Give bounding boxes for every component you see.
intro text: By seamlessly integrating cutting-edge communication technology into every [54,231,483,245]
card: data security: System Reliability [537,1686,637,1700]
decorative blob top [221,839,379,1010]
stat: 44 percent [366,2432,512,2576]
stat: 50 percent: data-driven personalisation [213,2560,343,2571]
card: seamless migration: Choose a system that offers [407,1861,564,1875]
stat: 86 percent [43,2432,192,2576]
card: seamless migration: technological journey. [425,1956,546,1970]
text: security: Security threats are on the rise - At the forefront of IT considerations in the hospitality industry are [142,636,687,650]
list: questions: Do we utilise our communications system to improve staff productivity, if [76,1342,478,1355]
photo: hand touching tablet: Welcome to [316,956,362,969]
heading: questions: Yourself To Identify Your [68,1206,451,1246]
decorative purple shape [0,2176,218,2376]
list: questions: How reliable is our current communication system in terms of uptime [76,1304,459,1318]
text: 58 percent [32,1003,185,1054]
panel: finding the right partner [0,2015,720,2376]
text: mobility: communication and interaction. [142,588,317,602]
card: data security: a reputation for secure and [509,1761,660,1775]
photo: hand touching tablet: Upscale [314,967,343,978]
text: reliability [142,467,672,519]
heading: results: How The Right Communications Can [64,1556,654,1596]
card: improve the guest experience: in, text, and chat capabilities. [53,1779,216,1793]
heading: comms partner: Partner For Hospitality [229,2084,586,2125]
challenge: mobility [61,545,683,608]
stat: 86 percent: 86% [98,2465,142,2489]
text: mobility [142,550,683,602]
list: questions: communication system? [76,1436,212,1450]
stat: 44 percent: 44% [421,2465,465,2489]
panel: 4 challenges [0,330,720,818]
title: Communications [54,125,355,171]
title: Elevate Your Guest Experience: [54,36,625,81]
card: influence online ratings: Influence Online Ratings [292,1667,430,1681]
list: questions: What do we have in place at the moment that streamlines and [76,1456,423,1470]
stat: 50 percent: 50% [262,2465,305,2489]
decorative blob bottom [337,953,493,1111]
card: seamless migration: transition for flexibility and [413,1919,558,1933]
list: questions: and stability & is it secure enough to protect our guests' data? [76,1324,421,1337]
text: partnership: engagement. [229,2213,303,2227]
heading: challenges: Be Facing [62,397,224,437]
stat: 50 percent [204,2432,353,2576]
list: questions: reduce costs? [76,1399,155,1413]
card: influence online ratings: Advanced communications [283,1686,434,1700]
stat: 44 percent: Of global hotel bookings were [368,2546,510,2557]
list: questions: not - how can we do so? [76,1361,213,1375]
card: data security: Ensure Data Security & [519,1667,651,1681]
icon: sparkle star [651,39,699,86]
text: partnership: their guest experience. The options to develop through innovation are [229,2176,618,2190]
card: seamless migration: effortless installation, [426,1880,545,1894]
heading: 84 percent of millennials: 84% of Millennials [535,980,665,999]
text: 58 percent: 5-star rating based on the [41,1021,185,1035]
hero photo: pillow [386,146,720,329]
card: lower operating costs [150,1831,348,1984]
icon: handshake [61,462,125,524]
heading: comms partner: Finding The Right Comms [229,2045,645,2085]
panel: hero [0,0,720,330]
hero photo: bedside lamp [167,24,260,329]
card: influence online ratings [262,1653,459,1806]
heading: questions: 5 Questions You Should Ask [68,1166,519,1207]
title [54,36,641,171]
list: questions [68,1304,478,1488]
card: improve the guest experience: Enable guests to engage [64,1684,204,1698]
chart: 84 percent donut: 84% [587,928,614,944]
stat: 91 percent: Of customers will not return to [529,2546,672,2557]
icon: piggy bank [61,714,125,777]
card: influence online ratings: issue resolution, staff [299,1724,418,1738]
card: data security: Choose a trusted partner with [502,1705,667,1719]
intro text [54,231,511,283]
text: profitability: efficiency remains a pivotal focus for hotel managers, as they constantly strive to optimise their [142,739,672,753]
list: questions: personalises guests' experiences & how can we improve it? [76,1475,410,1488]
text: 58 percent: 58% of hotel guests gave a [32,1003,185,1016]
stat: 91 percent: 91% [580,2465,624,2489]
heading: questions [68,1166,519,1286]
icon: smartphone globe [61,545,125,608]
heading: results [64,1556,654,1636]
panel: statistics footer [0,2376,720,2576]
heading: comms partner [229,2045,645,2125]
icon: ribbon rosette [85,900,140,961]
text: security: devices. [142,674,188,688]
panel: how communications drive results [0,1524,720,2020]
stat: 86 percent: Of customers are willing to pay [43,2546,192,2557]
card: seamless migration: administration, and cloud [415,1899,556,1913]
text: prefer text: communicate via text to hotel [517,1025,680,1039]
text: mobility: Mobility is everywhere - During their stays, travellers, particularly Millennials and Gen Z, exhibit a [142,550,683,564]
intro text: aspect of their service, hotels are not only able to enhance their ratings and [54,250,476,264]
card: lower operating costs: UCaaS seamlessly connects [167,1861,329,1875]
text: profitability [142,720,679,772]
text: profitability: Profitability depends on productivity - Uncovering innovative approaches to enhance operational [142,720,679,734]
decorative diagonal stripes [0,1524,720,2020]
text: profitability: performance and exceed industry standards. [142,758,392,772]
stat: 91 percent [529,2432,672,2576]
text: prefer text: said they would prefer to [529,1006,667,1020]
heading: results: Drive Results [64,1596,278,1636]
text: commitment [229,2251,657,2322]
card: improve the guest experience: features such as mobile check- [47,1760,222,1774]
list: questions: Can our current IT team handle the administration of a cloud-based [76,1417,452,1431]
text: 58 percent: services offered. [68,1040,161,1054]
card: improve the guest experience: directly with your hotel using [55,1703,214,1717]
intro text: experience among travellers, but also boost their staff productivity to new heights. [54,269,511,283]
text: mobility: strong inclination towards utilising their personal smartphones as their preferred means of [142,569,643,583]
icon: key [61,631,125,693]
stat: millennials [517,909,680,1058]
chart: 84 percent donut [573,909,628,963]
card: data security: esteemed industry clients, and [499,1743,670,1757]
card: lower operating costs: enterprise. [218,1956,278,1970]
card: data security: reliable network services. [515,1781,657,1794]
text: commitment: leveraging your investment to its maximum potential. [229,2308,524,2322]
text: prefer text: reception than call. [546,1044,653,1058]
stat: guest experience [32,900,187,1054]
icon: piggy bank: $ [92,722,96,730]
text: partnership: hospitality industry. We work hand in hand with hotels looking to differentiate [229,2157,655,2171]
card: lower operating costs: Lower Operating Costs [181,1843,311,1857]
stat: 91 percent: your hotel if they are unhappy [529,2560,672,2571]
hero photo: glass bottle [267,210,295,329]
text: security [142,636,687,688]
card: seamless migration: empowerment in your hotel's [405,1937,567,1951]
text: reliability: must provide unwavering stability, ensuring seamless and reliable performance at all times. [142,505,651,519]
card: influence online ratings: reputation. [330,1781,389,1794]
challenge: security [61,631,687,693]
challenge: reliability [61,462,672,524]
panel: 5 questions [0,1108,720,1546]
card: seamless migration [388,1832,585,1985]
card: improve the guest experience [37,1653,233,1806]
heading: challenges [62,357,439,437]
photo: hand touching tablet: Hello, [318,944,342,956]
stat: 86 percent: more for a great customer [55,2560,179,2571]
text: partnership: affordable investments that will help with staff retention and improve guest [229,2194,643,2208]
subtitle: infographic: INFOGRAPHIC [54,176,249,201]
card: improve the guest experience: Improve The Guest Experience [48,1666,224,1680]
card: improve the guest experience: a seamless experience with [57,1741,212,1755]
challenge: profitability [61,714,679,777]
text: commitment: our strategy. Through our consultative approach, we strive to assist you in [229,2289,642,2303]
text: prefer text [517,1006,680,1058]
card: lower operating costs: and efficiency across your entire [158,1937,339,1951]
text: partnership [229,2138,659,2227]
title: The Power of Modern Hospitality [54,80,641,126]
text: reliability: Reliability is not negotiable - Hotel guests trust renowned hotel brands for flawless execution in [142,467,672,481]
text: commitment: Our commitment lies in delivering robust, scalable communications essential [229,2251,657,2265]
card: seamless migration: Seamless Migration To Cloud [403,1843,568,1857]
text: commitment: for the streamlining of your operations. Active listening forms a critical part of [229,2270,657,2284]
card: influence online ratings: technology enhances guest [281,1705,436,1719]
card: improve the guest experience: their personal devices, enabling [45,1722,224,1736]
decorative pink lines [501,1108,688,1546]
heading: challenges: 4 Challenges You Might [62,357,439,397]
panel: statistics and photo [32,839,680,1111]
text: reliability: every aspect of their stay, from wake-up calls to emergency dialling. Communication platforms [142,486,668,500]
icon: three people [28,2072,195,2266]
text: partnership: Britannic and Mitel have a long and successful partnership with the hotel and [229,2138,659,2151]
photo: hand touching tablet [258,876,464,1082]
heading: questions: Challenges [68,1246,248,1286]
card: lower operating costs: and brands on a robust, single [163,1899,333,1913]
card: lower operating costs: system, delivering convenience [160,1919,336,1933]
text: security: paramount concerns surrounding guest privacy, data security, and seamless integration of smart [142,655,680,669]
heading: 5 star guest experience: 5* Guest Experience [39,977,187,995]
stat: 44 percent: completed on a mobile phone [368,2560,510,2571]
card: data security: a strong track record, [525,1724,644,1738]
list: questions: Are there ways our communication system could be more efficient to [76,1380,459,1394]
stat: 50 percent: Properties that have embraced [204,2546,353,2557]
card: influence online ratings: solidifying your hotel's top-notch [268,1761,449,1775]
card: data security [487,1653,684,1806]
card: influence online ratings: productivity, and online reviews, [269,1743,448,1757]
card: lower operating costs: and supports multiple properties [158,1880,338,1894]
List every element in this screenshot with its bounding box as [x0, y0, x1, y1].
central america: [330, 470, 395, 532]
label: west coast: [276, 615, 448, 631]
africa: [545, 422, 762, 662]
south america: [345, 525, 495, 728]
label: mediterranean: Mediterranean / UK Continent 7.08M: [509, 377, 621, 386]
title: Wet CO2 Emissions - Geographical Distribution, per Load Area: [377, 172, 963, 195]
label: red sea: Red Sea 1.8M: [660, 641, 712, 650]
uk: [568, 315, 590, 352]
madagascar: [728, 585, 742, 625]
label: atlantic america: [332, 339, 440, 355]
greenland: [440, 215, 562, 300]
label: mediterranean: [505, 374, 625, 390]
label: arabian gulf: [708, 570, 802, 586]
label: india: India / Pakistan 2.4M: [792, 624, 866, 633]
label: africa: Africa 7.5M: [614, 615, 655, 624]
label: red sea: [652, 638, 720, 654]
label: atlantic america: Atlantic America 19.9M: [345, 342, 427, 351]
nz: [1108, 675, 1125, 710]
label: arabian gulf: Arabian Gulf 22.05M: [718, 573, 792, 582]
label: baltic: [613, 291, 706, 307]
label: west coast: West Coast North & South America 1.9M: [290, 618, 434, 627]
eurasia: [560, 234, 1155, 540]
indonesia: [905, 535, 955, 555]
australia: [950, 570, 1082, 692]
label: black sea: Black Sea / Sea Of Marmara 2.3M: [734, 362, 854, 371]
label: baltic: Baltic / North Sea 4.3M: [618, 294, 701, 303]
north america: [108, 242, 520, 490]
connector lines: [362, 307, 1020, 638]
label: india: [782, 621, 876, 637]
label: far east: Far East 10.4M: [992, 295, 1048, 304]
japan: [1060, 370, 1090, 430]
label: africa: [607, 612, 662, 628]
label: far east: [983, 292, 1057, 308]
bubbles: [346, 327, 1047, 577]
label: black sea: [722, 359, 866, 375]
★ ★ ★ ★ ★ ★ ★
▶ _TASK DETAILS_: Quote the records word for word from the first line through the line containing "photo: hand touching tablet: Welcome", with that line included.

▶ _ANSWER TO THIS TASK_:
Give bounding boxes for every component you see.
intro text: By seamlessly integrating cutting-edge communication technology into every [54,231,483,245]
card: data security: System Reliability [537,1686,637,1700]
decorative blob top [221,839,379,1010]
stat: 44 percent [366,2432,512,2576]
stat: 50 percent: data-driven personalisation [213,2560,343,2571]
card: seamless migration: Choose a system that offers [407,1861,564,1875]
stat: 86 percent [43,2432,192,2576]
card: seamless migration: technological journey. [425,1956,546,1970]
text: security: Security threats are on the rise - At the forefront of IT considerations in the hospitality industry are [142,636,687,650]
list: questions: Do we utilise our communications system to improve staff productivity, if [76,1342,478,1355]
photo: hand touching tablet: Welcome to [316,956,362,969]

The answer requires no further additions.